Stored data

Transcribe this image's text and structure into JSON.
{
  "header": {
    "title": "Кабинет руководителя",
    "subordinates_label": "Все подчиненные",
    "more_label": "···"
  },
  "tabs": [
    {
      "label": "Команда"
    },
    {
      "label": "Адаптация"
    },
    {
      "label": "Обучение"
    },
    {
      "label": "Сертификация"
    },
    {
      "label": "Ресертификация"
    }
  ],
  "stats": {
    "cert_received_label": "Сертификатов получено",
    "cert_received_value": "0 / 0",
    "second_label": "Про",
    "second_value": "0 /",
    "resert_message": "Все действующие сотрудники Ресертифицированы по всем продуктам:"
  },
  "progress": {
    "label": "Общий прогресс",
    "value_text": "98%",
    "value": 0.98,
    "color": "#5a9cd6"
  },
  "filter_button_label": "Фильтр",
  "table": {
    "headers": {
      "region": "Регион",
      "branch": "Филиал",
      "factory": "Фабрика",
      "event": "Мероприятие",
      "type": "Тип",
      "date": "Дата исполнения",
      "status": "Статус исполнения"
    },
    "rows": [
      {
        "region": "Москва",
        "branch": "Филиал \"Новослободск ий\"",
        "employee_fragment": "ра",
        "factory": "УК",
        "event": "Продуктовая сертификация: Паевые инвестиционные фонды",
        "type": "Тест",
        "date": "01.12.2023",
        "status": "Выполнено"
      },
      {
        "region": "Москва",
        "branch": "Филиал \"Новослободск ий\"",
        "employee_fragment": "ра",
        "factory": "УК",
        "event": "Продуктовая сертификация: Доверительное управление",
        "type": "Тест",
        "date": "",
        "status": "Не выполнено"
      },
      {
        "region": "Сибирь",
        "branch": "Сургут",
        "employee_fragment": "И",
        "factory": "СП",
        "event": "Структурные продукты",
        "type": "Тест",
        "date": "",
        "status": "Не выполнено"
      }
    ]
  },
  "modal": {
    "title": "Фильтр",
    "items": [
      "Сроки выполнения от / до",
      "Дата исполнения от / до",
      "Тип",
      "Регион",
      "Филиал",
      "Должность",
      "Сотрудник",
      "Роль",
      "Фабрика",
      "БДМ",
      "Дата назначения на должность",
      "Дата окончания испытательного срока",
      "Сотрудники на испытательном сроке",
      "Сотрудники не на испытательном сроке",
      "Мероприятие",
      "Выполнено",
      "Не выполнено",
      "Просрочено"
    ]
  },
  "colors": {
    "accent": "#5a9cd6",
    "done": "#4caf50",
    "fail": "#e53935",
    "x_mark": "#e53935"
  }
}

__GOAL__. Scan the entries above. Copy each line that has the string "Фильтр".

__EXERCISE RESULT__.
  "filter_button_label": "Фильтр",
    "title": "Фильтр",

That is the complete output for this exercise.